[Given instruction]: Give back the records below exactly, every one, with no pictures.

-- Start Extracted information --

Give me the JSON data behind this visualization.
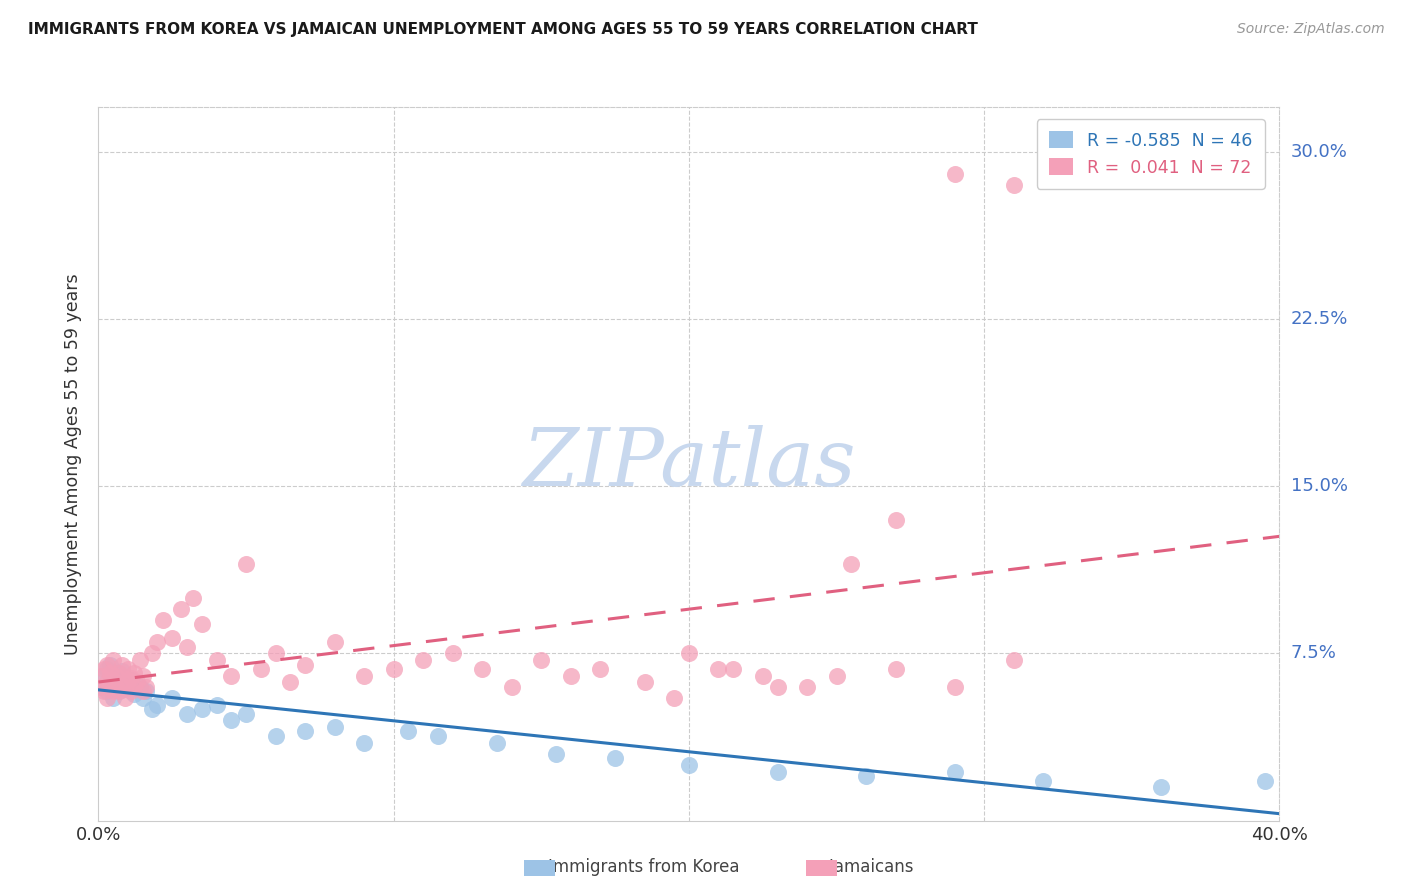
{
  "title": "IMMIGRANTS FROM KOREA VS JAMAICAN UNEMPLOYMENT AMONG AGES 55 TO 59 YEARS CORRELATION CHART",
  "source": "Source: ZipAtlas.com",
  "ylabel": "Unemployment Among Ages 55 to 59 years",
  "x_min": 0.0,
  "x_max": 0.4,
  "y_min": 0.0,
  "y_max": 0.32,
  "x_ticks": [
    0.0,
    0.1,
    0.2,
    0.3,
    0.4
  ],
  "x_tick_labels": [
    "0.0%",
    "",
    "",
    "",
    "40.0%"
  ],
  "y_ticks": [
    0.0,
    0.075,
    0.15,
    0.225,
    0.3
  ],
  "y_tick_labels_right": [
    "",
    "7.5%",
    "15.0%",
    "22.5%",
    "30.0%"
  ],
  "korea_color": "#9dc3e6",
  "korea_trend_color": "#2e75b6",
  "jamaican_color": "#f4a0b8",
  "jamaican_trend_color": "#e06080",
  "legend_korea_label": "R = -0.585  N = 46",
  "legend_jamaican_label": "R =  0.041  N = 72",
  "watermark": "ZIPatlas",
  "watermark_color": "#c8d8ee",
  "korea_scatter_x": [
    0.001,
    0.002,
    0.003,
    0.003,
    0.004,
    0.004,
    0.005,
    0.005,
    0.006,
    0.006,
    0.007,
    0.007,
    0.008,
    0.008,
    0.009,
    0.01,
    0.011,
    0.012,
    0.013,
    0.014,
    0.015,
    0.016,
    0.018,
    0.02,
    0.025,
    0.03,
    0.035,
    0.04,
    0.045,
    0.05,
    0.06,
    0.07,
    0.08,
    0.09,
    0.105,
    0.115,
    0.135,
    0.155,
    0.175,
    0.2,
    0.23,
    0.26,
    0.29,
    0.32,
    0.36,
    0.395
  ],
  "korea_scatter_y": [
    0.06,
    0.065,
    0.058,
    0.068,
    0.062,
    0.07,
    0.055,
    0.063,
    0.06,
    0.066,
    0.058,
    0.064,
    0.062,
    0.067,
    0.059,
    0.061,
    0.063,
    0.057,
    0.059,
    0.06,
    0.055,
    0.058,
    0.05,
    0.052,
    0.055,
    0.048,
    0.05,
    0.052,
    0.045,
    0.048,
    0.038,
    0.04,
    0.042,
    0.035,
    0.04,
    0.038,
    0.035,
    0.03,
    0.028,
    0.025,
    0.022,
    0.02,
    0.022,
    0.018,
    0.015,
    0.018
  ],
  "jamaican_scatter_x": [
    0.001,
    0.001,
    0.002,
    0.002,
    0.003,
    0.003,
    0.003,
    0.004,
    0.004,
    0.005,
    0.005,
    0.005,
    0.006,
    0.006,
    0.007,
    0.007,
    0.008,
    0.008,
    0.009,
    0.009,
    0.01,
    0.01,
    0.011,
    0.011,
    0.012,
    0.012,
    0.013,
    0.014,
    0.015,
    0.015,
    0.016,
    0.018,
    0.02,
    0.022,
    0.025,
    0.028,
    0.03,
    0.032,
    0.035,
    0.04,
    0.045,
    0.05,
    0.055,
    0.06,
    0.065,
    0.07,
    0.08,
    0.09,
    0.1,
    0.11,
    0.12,
    0.13,
    0.14,
    0.15,
    0.16,
    0.17,
    0.185,
    0.2,
    0.215,
    0.23,
    0.25,
    0.27,
    0.29,
    0.31,
    0.31,
    0.29,
    0.27,
    0.255,
    0.24,
    0.225,
    0.21,
    0.195
  ],
  "jamaican_scatter_y": [
    0.06,
    0.065,
    0.058,
    0.068,
    0.055,
    0.062,
    0.07,
    0.06,
    0.066,
    0.058,
    0.063,
    0.072,
    0.06,
    0.065,
    0.058,
    0.066,
    0.062,
    0.07,
    0.055,
    0.06,
    0.063,
    0.068,
    0.058,
    0.064,
    0.06,
    0.066,
    0.062,
    0.072,
    0.058,
    0.065,
    0.06,
    0.075,
    0.08,
    0.09,
    0.082,
    0.095,
    0.078,
    0.1,
    0.088,
    0.072,
    0.065,
    0.115,
    0.068,
    0.075,
    0.062,
    0.07,
    0.08,
    0.065,
    0.068,
    0.072,
    0.075,
    0.068,
    0.06,
    0.072,
    0.065,
    0.068,
    0.062,
    0.075,
    0.068,
    0.06,
    0.065,
    0.068,
    0.06,
    0.072,
    0.285,
    0.29,
    0.135,
    0.115,
    0.06,
    0.065,
    0.068,
    0.055
  ]
}
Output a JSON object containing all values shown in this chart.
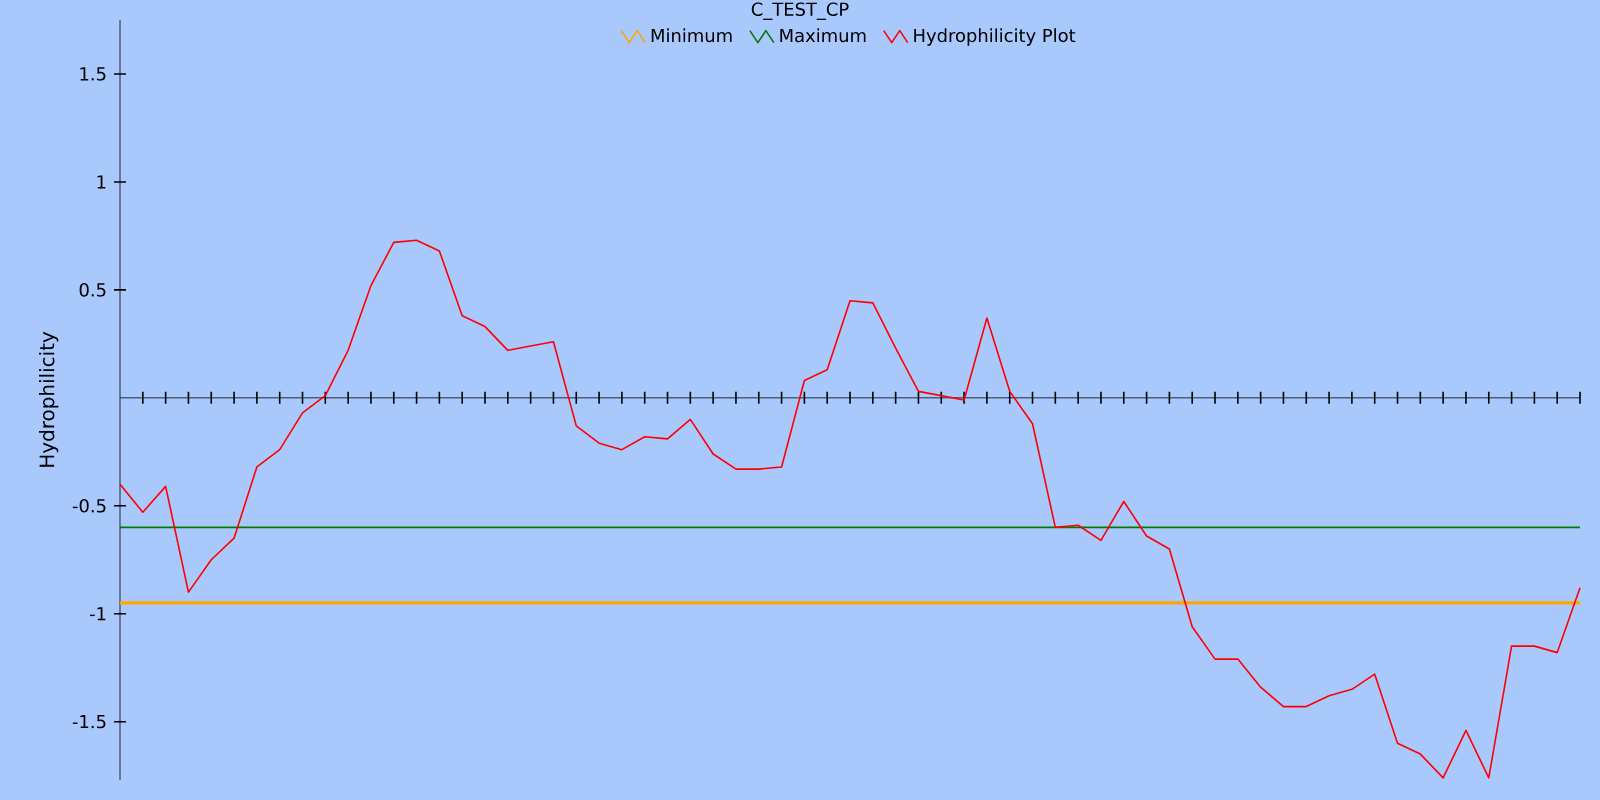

-- End Extracted information --

[Result of the task]:
Give me the JSON data behind this visualization.
{
  "title": "IMMIGRANTS FROM KOREA VS JAMAICAN UNEMPLOYMENT AMONG AGES 55 TO 59 YEARS CORRELATION CHART",
  "source": "Source: ZipAtlas.com",
  "ylabel": "Unemployment Among Ages 55 to 59 years",
  "x_min": 0.0,
  "x_max": 0.4,
  "y_min": 0.0,
  "y_max": 0.32,
  "x_ticks": [
    0.0,
    0.1,
    0.2,
    0.3,
    0.4
  ],
  "x_tick_labels": [
    "0.0%",
    "",
    "",
    "",
    "40.0%"
  ],
  "y_ticks": [
    0.0,
    0.075,
    0.15,
    0.225,
    0.3
  ],
  "y_tick_labels_right": [
    "",
    "7.5%",
    "15.0%",
    "22.5%",
    "30.0%"
  ],
  "korea_color": "#9dc3e6",
  "korea_trend_color": "#2e75b6",
  "jamaican_color": "#f4a0b8",
  "jamaican_trend_color": "#e06080",
  "legend_korea_label": "R = -0.585  N = 46",
  "legend_jamaican_label": "R =  0.041  N = 72",
  "watermark": "ZIPatlas",
  "watermark_color": "#c8d8ee",
  "korea_scatter_x": [
    0.001,
    0.002,
    0.003,
    0.003,
    0.004,
    0.004,
    0.005,
    0.005,
    0.006,
    0.006,
    0.007,
    0.007,
    0.008,
    0.008,
    0.009,
    0.01,
    0.011,
    0.012,
    0.013,
    0.014,
    0.015,
    0.016,
    0.018,
    0.02,
    0.025,
    0.03,
    0.035,
    0.04,
    0.045,
    0.05,
    0.06,
    0.07,
    0.08,
    0.09,
    0.105,
    0.115,
    0.135,
    0.155,
    0.175,
    0.2,
    0.23,
    0.26,
    0.29,
    0.32,
    0.36,
    0.395
  ],
  "korea_scatter_y": [
    0.06,
    0.065,
    0.058,
    0.068,
    0.062,
    0.07,
    0.055,
    0.063,
    0.06,
    0.066,
    0.058,
    0.064,
    0.062,
    0.067,
    0.059,
    0.061,
    0.063,
    0.057,
    0.059,
    0.06,
    0.055,
    0.058,
    0.05,
    0.052,
    0.055,
    0.048,
    0.05,
    0.052,
    0.045,
    0.048,
    0.038,
    0.04,
    0.042,
    0.035,
    0.04,
    0.038,
    0.035,
    0.03,
    0.028,
    0.025,
    0.022,
    0.02,
    0.022,
    0.018,
    0.015,
    0.018
  ],
  "jamaican_scatter_x": [
    0.001,
    0.001,
    0.002,
    0.002,
    0.003,
    0.003,
    0.003,
    0.004,
    0.004,
    0.005,
    0.005,
    0.005,
    0.006,
    0.006,
    0.007,
    0.007,
    0.008,
    0.008,
    0.009,
    0.009,
    0.01,
    0.01,
    0.011,
    0.011,
    0.012,
    0.012,
    0.013,
    0.014,
    0.015,
    0.015,
    0.016,
    0.018,
    0.02,
    0.022,
    0.025,
    0.028,
    0.03,
    0.032,
    0.035,
    0.04,
    0.045,
    0.05,
    0.055,
    0.06,
    0.065,
    0.07,
    0.08,
    0.09,
    0.1,
    0.11,
    0.12,
    0.13,
    0.14,
    0.15,
    0.16,
    0.17,
    0.185,
    0.2,
    0.215,
    0.23,
    0.25,
    0.27,
    0.29,
    0.31,
    0.31,
    0.29,
    0.27,
    0.255,
    0.24,
    0.225,
    0.21,
    0.195
  ],
  "jamaican_scatter_y": [
    0.06,
    0.065,
    0.058,
    0.068,
    0.055,
    0.062,
    0.07,
    0.06,
    0.066,
    0.058,
    0.063,
    0.072,
    0.06,
    0.065,
    0.058,
    0.066,
    0.062,
    0.07,
    0.055,
    0.06,
    0.063,
    0.068,
    0.058,
    0.064,
    0.06,
    0.066,
    0.062,
    0.072,
    0.058,
    0.065,
    0.06,
    0.075,
    0.08,
    0.09,
    0.082,
    0.095,
    0.078,
    0.1,
    0.088,
    0.072,
    0.065,
    0.115,
    0.068,
    0.075,
    0.062,
    0.07,
    0.08,
    0.065,
    0.068,
    0.072,
    0.075,
    0.068,
    0.06,
    0.072,
    0.065,
    0.068,
    0.062,
    0.075,
    0.068,
    0.06,
    0.065,
    0.068,
    0.06,
    0.072,
    0.285,
    0.29,
    0.135,
    0.115,
    0.06,
    0.065,
    0.068,
    0.055
  ]
}
Output a JSON object containing all values shown in this chart.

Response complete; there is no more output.